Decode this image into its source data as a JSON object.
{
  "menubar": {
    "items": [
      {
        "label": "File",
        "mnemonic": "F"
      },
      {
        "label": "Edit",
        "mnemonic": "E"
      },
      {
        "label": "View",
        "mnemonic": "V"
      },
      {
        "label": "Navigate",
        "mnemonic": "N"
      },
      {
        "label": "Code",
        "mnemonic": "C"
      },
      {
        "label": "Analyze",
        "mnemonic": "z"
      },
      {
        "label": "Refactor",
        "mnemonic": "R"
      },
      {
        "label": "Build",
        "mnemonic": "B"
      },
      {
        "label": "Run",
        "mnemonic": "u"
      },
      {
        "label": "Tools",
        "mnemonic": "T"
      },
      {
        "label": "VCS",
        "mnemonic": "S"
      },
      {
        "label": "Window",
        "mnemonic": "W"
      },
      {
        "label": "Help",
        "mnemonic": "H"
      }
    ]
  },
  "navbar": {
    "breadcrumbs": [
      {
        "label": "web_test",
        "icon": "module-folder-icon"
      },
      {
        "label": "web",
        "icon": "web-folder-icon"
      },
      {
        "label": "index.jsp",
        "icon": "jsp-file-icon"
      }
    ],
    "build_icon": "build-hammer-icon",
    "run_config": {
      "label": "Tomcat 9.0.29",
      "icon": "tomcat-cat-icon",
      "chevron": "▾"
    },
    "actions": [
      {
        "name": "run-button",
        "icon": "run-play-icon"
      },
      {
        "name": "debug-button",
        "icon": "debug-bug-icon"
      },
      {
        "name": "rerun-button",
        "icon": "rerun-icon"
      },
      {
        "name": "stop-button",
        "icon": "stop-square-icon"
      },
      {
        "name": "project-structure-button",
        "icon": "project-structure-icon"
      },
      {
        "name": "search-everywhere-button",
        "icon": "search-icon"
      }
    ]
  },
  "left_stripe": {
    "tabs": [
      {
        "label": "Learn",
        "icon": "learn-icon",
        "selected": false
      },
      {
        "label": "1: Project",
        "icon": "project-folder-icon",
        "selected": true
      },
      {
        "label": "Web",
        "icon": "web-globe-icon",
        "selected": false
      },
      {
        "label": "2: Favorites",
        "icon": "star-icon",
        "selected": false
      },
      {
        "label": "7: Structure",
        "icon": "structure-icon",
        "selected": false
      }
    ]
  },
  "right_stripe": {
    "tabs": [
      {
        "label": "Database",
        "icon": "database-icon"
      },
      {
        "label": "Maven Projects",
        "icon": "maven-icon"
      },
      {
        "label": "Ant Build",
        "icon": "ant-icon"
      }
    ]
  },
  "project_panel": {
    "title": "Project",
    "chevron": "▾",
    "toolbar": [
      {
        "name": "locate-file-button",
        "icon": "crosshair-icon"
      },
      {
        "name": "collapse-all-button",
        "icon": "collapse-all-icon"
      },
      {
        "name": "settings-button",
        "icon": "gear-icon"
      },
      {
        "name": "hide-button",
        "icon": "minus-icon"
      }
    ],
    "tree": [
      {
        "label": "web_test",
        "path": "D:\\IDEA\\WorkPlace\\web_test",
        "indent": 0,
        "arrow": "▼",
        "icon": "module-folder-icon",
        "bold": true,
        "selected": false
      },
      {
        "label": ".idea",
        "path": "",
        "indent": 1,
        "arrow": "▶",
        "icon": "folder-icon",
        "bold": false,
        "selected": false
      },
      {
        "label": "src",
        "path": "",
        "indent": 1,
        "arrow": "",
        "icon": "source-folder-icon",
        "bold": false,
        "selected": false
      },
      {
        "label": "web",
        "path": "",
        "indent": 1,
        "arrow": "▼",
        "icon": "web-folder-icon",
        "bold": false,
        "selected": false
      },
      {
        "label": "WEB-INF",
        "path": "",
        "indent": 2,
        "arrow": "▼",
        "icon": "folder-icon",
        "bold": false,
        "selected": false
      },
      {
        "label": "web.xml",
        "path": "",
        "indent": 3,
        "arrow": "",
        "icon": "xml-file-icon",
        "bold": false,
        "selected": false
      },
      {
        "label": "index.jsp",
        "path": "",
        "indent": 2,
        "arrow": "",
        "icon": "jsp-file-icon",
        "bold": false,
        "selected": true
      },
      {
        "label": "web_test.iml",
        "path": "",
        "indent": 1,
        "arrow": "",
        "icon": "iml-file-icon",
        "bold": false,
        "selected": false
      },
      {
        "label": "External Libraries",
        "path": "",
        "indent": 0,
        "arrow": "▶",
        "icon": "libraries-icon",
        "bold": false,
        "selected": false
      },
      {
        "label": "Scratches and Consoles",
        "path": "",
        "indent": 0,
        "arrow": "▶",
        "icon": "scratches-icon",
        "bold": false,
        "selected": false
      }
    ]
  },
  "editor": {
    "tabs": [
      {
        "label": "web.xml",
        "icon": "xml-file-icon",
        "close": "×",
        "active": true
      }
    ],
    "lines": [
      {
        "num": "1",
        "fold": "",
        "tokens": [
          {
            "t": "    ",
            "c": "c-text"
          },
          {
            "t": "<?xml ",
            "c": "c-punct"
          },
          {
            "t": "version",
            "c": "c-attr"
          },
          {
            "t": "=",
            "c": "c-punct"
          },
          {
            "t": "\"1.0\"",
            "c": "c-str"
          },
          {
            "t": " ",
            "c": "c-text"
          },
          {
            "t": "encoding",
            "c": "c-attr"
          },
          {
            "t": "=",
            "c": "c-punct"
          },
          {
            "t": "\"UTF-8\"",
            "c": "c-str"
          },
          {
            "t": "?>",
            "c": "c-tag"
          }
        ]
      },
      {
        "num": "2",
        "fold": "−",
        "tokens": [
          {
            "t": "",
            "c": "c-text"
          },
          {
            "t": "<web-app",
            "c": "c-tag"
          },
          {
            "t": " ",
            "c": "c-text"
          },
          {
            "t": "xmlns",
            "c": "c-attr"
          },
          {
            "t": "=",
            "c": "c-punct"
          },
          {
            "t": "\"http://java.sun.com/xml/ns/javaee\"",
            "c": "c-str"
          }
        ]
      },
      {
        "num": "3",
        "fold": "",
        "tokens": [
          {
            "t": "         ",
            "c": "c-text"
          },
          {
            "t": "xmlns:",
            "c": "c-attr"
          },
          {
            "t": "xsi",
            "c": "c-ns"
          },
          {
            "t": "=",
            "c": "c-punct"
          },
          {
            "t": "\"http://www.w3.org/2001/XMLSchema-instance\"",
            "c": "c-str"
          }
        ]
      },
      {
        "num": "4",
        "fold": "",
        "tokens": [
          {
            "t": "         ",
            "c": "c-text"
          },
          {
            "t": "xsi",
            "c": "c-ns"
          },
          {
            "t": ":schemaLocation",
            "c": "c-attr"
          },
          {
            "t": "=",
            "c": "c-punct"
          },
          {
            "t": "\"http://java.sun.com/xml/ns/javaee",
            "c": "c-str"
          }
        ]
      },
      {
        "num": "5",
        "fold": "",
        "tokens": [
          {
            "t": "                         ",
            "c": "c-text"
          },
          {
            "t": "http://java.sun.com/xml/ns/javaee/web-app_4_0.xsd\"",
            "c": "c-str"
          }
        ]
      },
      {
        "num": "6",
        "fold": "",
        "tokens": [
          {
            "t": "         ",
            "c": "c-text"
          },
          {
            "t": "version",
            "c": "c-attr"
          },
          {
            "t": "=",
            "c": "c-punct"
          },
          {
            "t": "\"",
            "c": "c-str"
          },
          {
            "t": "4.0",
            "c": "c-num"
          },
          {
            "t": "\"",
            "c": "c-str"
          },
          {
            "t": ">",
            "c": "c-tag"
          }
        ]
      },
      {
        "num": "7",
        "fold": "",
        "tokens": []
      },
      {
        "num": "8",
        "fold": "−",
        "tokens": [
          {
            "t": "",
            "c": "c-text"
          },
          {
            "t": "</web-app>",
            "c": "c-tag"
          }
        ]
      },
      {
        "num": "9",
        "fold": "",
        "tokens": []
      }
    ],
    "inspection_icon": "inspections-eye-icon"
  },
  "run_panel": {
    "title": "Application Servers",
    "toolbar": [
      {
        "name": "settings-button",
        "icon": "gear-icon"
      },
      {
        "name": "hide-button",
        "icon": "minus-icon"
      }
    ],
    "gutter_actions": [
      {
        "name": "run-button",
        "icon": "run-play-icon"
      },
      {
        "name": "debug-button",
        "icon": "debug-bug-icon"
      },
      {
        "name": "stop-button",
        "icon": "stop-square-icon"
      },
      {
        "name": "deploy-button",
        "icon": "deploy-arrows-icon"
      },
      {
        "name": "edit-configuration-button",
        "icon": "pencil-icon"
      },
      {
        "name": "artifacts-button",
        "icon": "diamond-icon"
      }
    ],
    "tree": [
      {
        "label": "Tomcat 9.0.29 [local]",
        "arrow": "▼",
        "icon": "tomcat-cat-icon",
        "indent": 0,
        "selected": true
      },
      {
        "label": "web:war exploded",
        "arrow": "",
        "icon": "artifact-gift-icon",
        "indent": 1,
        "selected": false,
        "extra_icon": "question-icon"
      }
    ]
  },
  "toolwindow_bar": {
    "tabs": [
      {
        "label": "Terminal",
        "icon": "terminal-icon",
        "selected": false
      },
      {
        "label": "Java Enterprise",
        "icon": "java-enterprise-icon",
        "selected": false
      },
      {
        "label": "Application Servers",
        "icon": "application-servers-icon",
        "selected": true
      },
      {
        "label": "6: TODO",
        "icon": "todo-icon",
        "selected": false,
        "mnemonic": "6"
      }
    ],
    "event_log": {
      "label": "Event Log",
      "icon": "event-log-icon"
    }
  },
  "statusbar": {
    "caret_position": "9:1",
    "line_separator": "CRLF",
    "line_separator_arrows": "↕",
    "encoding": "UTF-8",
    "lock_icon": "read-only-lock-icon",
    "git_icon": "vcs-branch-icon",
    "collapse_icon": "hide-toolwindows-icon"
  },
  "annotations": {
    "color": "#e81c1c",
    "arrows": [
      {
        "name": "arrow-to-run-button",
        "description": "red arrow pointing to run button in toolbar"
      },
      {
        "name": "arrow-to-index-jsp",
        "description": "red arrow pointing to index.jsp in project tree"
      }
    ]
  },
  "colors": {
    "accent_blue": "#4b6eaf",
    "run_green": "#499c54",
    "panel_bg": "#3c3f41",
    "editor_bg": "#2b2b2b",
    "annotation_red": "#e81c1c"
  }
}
◆ ◆ ◆ ◆
◆ **EXERCISE**:
From the entries, report each line that includes the word "http".

◆ **RESULT OF THE TASK**:
            "t": "\"http://java.sun.com/xml/ns/javaee\"",
            "t": "\"http://www.w3.org/2001/XMLSchema-instance\"",
            "t": "\"http://java.sun.com/xml/ns/javaee",
            "t": "http://java.sun.com/xml/ns/javaee/web-app_4_0.xsd\"",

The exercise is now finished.